* **Goal**
Everything in the data should be repeated exactly, save for the images.

* **Excerpted data**
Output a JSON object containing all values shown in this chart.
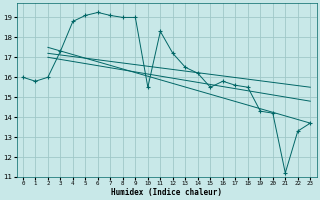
{
  "xlabel": "Humidex (Indice chaleur)",
  "bg_color": "#c8e8e8",
  "grid_color": "#a0c8c8",
  "line_color": "#006666",
  "xlim": [
    -0.5,
    23.5
  ],
  "ylim": [
    11,
    19.7
  ],
  "xticks": [
    0,
    1,
    2,
    3,
    4,
    5,
    6,
    7,
    8,
    9,
    10,
    11,
    12,
    13,
    14,
    15,
    16,
    17,
    18,
    19,
    20,
    21,
    22,
    23
  ],
  "yticks": [
    11,
    12,
    13,
    14,
    15,
    16,
    17,
    18,
    19
  ],
  "line1_x": [
    0,
    1,
    2,
    3,
    4,
    5,
    6,
    7,
    8,
    9,
    10,
    11,
    12,
    13,
    14,
    15,
    16,
    17,
    18,
    19,
    20,
    21,
    22,
    23
  ],
  "line1_y": [
    16.0,
    15.8,
    16.0,
    17.3,
    18.8,
    19.1,
    19.25,
    19.1,
    19.0,
    19.0,
    15.5,
    18.3,
    17.2,
    16.5,
    16.2,
    15.5,
    15.8,
    15.6,
    15.5,
    14.3,
    14.2,
    11.2,
    13.3,
    13.7
  ],
  "line2_x": [
    2,
    23
  ],
  "line2_y": [
    17.5,
    13.7
  ],
  "line3_x": [
    2,
    23
  ],
  "line3_y": [
    17.2,
    15.5
  ],
  "line4_x": [
    2,
    23
  ],
  "line4_y": [
    17.0,
    14.8
  ]
}
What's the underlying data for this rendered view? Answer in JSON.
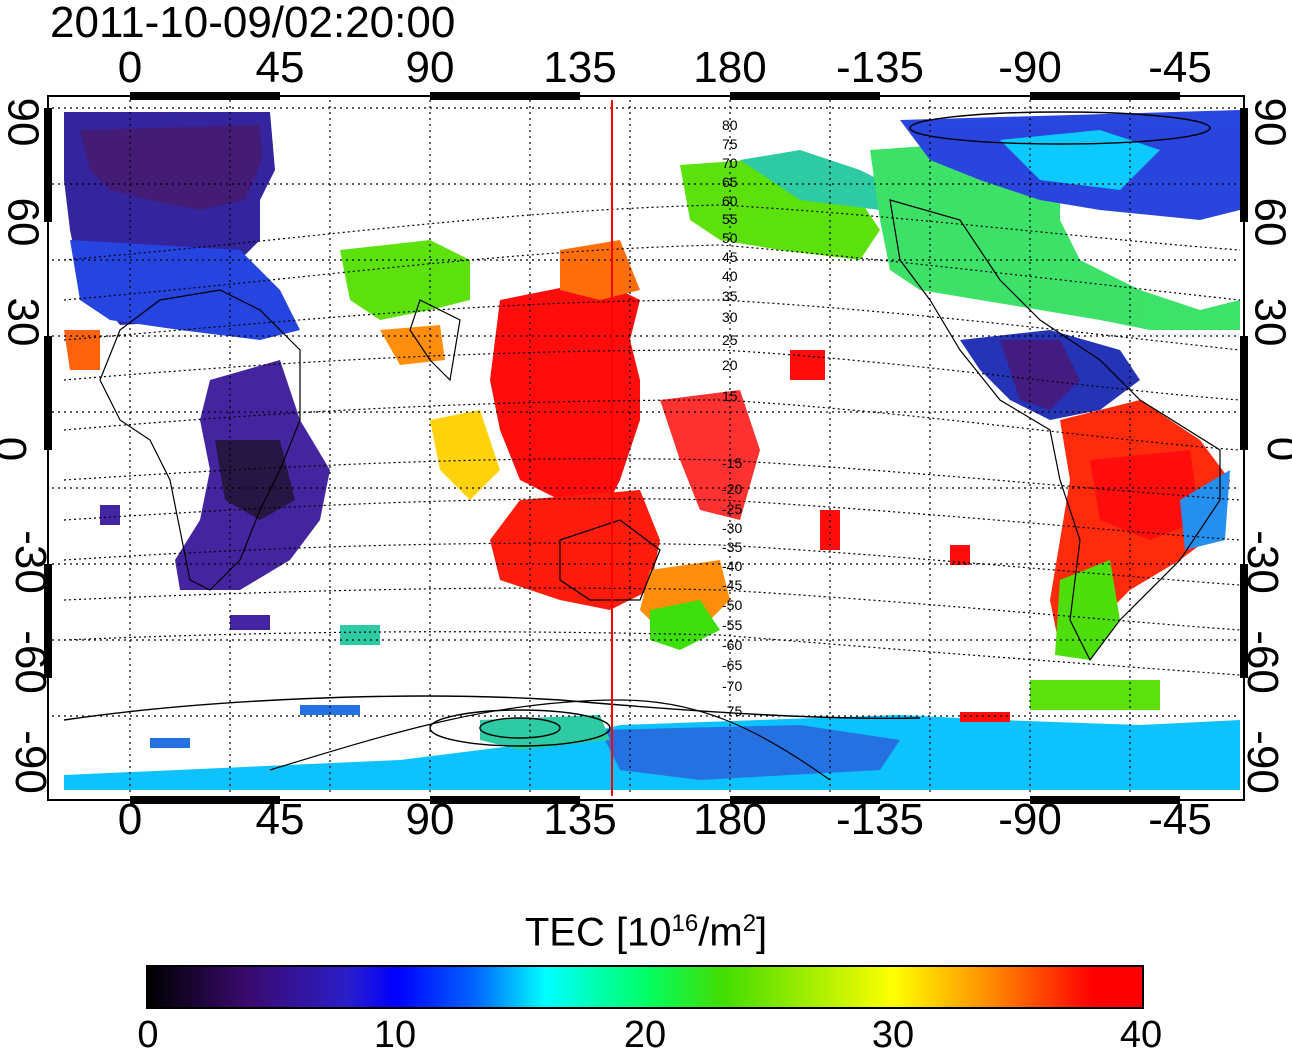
{
  "title": "2011-10-09/02:20:00",
  "lon_ticks_top": [
    "0",
    "45",
    "90",
    "135",
    "180",
    "-135",
    "-90",
    "-45"
  ],
  "lon_ticks_bottom": [
    "0",
    "45",
    "90",
    "135",
    "180",
    "-135",
    "-90",
    "-45"
  ],
  "lat_ticks_left": [
    "90",
    "60",
    "30",
    "0",
    "-30",
    "-60",
    "-90"
  ],
  "lat_ticks_right": [
    "90",
    "60",
    "30",
    "0",
    "-30",
    "-60",
    "-90"
  ],
  "contour_labels": [
    "80",
    "75",
    "70",
    "65",
    "60",
    "55",
    "50",
    "45",
    "40",
    "35",
    "30",
    "25",
    "20",
    "15",
    "-15",
    "-20",
    "-25",
    "-30",
    "-35",
    "-40",
    "-45",
    "-50",
    "-55",
    "-60",
    "-65",
    "-70",
    "-75"
  ],
  "colorbar": {
    "label_main": "TEC  [10",
    "label_exp": "16",
    "label_mid": "/m",
    "label_exp2": "2",
    "label_end": "]",
    "ticks": [
      "0",
      "10",
      "20",
      "30",
      "40"
    ],
    "range": [
      0,
      40
    ]
  },
  "meridian_marker_lon": 143,
  "colors": {
    "marker": "#ff0000",
    "grid": "#000000"
  }
}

* **Written answer**
Output a JSON object containing all values shown in this chart.
{
  "xlabel": "Humidex (Indice chaleur)",
  "bg_color": "#c8e8e8",
  "grid_color": "#a0c8c8",
  "line_color": "#006666",
  "xlim": [
    -0.5,
    23.5
  ],
  "ylim": [
    11,
    19.7
  ],
  "xticks": [
    0,
    1,
    2,
    3,
    4,
    5,
    6,
    7,
    8,
    9,
    10,
    11,
    12,
    13,
    14,
    15,
    16,
    17,
    18,
    19,
    20,
    21,
    22,
    23
  ],
  "yticks": [
    11,
    12,
    13,
    14,
    15,
    16,
    17,
    18,
    19
  ],
  "line1_x": [
    0,
    1,
    2,
    3,
    4,
    5,
    6,
    7,
    8,
    9,
    10,
    11,
    12,
    13,
    14,
    15,
    16,
    17,
    18,
    19,
    20,
    21,
    22,
    23
  ],
  "line1_y": [
    16.0,
    15.8,
    16.0,
    17.3,
    18.8,
    19.1,
    19.25,
    19.1,
    19.0,
    19.0,
    15.5,
    18.3,
    17.2,
    16.5,
    16.2,
    15.5,
    15.8,
    15.6,
    15.5,
    14.3,
    14.2,
    11.2,
    13.3,
    13.7
  ],
  "line2_x": [
    2,
    23
  ],
  "line2_y": [
    17.5,
    13.7
  ],
  "line3_x": [
    2,
    23
  ],
  "line3_y": [
    17.2,
    15.5
  ],
  "line4_x": [
    2,
    23
  ],
  "line4_y": [
    17.0,
    14.8
  ]
}
What's the underlying data for this rendered view? Answer in JSON.
{
  "title": "2011-10-09/02:20:00",
  "lon_ticks_top": [
    "0",
    "45",
    "90",
    "135",
    "180",
    "-135",
    "-90",
    "-45"
  ],
  "lon_ticks_bottom": [
    "0",
    "45",
    "90",
    "135",
    "180",
    "-135",
    "-90",
    "-45"
  ],
  "lat_ticks_left": [
    "90",
    "60",
    "30",
    "0",
    "-30",
    "-60",
    "-90"
  ],
  "lat_ticks_right": [
    "90",
    "60",
    "30",
    "0",
    "-30",
    "-60",
    "-90"
  ],
  "contour_labels": [
    "80",
    "75",
    "70",
    "65",
    "60",
    "55",
    "50",
    "45",
    "40",
    "35",
    "30",
    "25",
    "20",
    "15",
    "-15",
    "-20",
    "-25",
    "-30",
    "-35",
    "-40",
    "-45",
    "-50",
    "-55",
    "-60",
    "-65",
    "-70",
    "-75"
  ],
  "colorbar": {
    "label_main": "TEC  [10",
    "label_exp": "16",
    "label_mid": "/m",
    "label_exp2": "2",
    "label_end": "]",
    "ticks": [
      "0",
      "10",
      "20",
      "30",
      "40"
    ],
    "range": [
      0,
      40
    ]
  },
  "meridian_marker_lon": 143,
  "colors": {
    "marker": "#ff0000",
    "grid": "#000000"
  }
}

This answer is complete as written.